TUGAS 1>
Ringkaslah kutipan halaman di bawah ini dalam dua kalimat.

-------- KUTIPAN HALAMAN --------

Salah satu contoh kisah haru yang ia tuliskan adalah kisah di Friendship Park, sebuah taman di perbatasan California dan Meksiko. Taman ini merupakan tempat pertemuan semi resmi antara warga Amerika Serikat dan Meksiko. Pertemuan warga antarnegara ini dibatasi pagar kawat tebal sehingga hanya bisa bertemu di balik sisi pagar itu.
Dengan balutan kisah-kisah kelompok migran dan data dari berbagai penelitian, Mehta mendorong pembaca, pemerintah negara-negara, dan lembaga dunia untuk melihat para migran dengan cara pandang baru. Sebab, selama ini isu-isu keliru tentang para migran dipertontonkan kepada masyarakat sehingga masyarakat menolak mereka.
Baca juga: Pengungsi Tanggung Jawab Siapa?
Salah satu penyebabnya adalah narasi keliru oleh para pemimpin populis. ”Negara Barat hancur bukan karena migran, melainkan karena ketakutan akan kedatangan migran. Mereka (para populis) berhasil meyakinkan masyarakat bahwa tantangan terbesar negara mereka bukan pemerintahan tirani, ketidakadilan, atau perubahan iklim, melainkan imigrasi (Bab III Bagian 9).”
Dalam bab terakhir bukunya, Mehta membalikkan isu-isu keliru itu dengan fakta-fakta para migran. Migran juga tidak meningkatkan kriminalitas, justru tingkat kriminalitas wilayah yang memiliki banyak migran lebih rendah dibandingkan wilayah yang homogen. Migran tidak mengambil pekerjaan penduduk asli, mereka malah bekerja di sektor-sektor yang mana penduduk asli tidak mau menjadi pekerjanya.
Migran juga menyumbang ekonomi negara yang ditinggali dan negara yang ditinggalkan. Para migran membantu pertumbuhan negara-negara maju yang demografi penduduknya tidak seimbang. Para lansia tidak dapat berkontribusi banyak terhadap ekonomi negara.

-------- INFORMASI HASIL EKSTRAKSI --------

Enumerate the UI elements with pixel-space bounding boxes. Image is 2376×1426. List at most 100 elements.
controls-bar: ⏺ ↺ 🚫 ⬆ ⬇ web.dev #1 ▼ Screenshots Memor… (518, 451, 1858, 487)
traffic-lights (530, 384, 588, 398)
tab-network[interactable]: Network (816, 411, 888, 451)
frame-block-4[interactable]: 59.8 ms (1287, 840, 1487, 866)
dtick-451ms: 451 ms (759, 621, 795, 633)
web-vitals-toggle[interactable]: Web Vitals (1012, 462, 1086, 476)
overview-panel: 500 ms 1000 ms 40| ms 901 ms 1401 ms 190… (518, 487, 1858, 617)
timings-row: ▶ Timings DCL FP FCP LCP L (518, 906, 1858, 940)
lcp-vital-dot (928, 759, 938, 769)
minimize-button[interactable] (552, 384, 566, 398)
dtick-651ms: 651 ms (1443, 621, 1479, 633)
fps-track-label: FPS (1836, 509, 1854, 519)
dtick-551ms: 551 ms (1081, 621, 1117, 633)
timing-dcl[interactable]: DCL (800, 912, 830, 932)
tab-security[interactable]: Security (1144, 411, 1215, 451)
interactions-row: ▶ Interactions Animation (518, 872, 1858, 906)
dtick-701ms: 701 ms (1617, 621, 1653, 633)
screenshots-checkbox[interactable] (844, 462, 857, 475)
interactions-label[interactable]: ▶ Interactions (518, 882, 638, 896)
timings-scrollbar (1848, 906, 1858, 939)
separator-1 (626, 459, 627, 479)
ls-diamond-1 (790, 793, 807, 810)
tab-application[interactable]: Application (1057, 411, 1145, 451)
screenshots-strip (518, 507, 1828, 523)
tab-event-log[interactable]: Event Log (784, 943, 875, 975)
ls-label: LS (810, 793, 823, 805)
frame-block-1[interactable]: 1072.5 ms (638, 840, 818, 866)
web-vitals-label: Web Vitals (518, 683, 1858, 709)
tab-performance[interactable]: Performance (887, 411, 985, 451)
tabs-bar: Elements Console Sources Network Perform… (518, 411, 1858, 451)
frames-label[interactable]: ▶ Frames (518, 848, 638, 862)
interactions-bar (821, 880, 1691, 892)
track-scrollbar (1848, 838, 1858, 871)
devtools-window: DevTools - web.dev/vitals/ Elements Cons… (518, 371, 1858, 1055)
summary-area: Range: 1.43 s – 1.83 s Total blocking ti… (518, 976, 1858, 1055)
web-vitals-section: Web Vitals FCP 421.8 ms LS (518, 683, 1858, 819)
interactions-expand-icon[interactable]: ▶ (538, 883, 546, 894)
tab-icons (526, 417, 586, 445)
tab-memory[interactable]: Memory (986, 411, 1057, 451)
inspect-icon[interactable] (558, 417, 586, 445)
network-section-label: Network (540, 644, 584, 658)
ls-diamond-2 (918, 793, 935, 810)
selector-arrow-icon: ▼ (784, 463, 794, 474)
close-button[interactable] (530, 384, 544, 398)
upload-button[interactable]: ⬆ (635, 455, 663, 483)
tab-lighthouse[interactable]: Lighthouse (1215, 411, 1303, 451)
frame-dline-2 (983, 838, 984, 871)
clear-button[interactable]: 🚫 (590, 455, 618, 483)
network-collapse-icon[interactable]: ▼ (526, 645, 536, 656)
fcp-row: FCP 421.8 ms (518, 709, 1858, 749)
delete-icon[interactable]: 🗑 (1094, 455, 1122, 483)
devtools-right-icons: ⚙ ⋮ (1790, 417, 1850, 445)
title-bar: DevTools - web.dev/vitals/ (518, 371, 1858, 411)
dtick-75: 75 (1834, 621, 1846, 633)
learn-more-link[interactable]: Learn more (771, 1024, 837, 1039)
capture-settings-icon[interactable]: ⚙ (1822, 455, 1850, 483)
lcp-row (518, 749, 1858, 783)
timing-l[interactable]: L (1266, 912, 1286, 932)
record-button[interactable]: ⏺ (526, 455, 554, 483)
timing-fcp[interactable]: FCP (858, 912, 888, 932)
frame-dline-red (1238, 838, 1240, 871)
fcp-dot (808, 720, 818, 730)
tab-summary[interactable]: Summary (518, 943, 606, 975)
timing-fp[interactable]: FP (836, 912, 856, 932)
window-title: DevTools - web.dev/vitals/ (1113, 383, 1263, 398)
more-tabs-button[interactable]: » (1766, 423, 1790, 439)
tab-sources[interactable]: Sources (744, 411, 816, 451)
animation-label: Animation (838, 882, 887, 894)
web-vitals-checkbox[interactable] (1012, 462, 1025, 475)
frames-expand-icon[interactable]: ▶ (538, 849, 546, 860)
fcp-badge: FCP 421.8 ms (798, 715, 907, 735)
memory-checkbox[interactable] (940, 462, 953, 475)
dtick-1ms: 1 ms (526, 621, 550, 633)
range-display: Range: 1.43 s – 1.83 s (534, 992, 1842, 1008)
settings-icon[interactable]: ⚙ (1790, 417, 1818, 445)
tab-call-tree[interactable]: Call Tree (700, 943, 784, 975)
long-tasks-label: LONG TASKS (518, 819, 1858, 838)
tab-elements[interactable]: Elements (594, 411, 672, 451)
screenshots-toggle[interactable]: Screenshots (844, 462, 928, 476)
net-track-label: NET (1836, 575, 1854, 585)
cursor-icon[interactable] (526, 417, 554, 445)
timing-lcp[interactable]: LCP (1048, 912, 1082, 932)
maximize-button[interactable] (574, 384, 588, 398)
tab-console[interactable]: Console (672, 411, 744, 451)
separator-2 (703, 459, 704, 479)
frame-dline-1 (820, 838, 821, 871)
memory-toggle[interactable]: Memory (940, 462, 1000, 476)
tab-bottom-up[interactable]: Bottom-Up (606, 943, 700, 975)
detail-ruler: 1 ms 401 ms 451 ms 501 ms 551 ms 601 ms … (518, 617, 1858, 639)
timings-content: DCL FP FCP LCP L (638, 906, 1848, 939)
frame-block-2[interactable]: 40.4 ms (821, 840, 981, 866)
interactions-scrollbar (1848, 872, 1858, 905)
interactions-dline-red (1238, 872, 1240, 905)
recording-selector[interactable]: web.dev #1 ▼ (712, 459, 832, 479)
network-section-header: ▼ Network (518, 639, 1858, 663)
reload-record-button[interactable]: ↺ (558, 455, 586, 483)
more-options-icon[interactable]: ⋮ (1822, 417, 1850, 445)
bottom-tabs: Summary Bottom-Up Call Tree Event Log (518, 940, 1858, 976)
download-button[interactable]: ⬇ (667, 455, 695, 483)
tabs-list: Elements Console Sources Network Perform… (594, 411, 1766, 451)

--------

TUGAS 2>
Tolong ketik ulang daftar di atas tanpa perubahan apa pun, mulai dari baris pertamanya sampai baris yang memuat "web-vitals-section: Web Vitals", termasuk kedua baris tersebut.

JAWABAN LENGKAP 1>
Melalui kisah kelompok migran dan data berbagai penelitian, Mehta mendorong pembaca, pemerintah negara-negara, dan lembaga dunia untuk memandang migran dengan cara baru. Isu keliru tentang migran, antara lain narasi para pemimpin populis, membuat masyarakat menolak mereka, padahal menurut bab terakhir buku itu migran tidak meningkatkan kriminalitas, tidak mengambil pekerjaan penduduk asli, dan justru menyumbang ekonomi negara yang ditinggali maupun yang ditinggalkan.

JAWABAN LENGKAP 2>
Enumerate the UI elements with pixel-space bounding boxes. Image is 2376×1426. List at most 100 elements.
controls-bar: ⏺ ↺ 🚫 ⬆ ⬇ web.dev #1 ▼ Screenshots Memor… (518, 451, 1858, 487)
traffic-lights (530, 384, 588, 398)
tab-network[interactable]: Network (816, 411, 888, 451)
frame-block-4[interactable]: 59.8 ms (1287, 840, 1487, 866)
dtick-451ms: 451 ms (759, 621, 795, 633)
web-vitals-toggle[interactable]: Web Vitals (1012, 462, 1086, 476)
overview-panel: 500 ms 1000 ms 40| ms 901 ms 1401 ms 190… (518, 487, 1858, 617)
timings-row: ▶ Timings DCL FP FCP LCP L (518, 906, 1858, 940)
lcp-vital-dot (928, 759, 938, 769)
minimize-button[interactable] (552, 384, 566, 398)
dtick-651ms: 651 ms (1443, 621, 1479, 633)
fps-track-label: FPS (1836, 509, 1854, 519)
dtick-551ms: 551 ms (1081, 621, 1117, 633)
timing-dcl[interactable]: DCL (800, 912, 830, 932)
tab-security[interactable]: Security (1144, 411, 1215, 451)
interactions-row: ▶ Interactions Animation (518, 872, 1858, 906)
dtick-701ms: 701 ms (1617, 621, 1653, 633)
screenshots-checkbox[interactable] (844, 462, 857, 475)
interactions-label[interactable]: ▶ Interactions (518, 882, 638, 896)
timings-scrollbar (1848, 906, 1858, 939)
separator-1 (626, 459, 627, 479)
ls-diamond-1 (790, 793, 807, 810)
tab-application[interactable]: Application (1057, 411, 1145, 451)
screenshots-strip (518, 507, 1828, 523)
tab-event-log[interactable]: Event Log (784, 943, 875, 975)
ls-label: LS (810, 793, 823, 805)
frame-block-1[interactable]: 1072.5 ms (638, 840, 818, 866)
web-vitals-label: Web Vitals (518, 683, 1858, 709)
tab-performance[interactable]: Performance (887, 411, 985, 451)
tabs-bar: Elements Console Sources Network Perform… (518, 411, 1858, 451)
frames-label[interactable]: ▶ Frames (518, 848, 638, 862)
interactions-bar (821, 880, 1691, 892)
track-scrollbar (1848, 838, 1858, 871)
devtools-window: DevTools - web.dev/vitals/ Elements Cons… (518, 371, 1858, 1055)
summary-area: Range: 1.43 s – 1.83 s Total blocking ti… (518, 976, 1858, 1055)
web-vitals-section: Web Vitals FCP 421.8 ms LS (518, 683, 1858, 819)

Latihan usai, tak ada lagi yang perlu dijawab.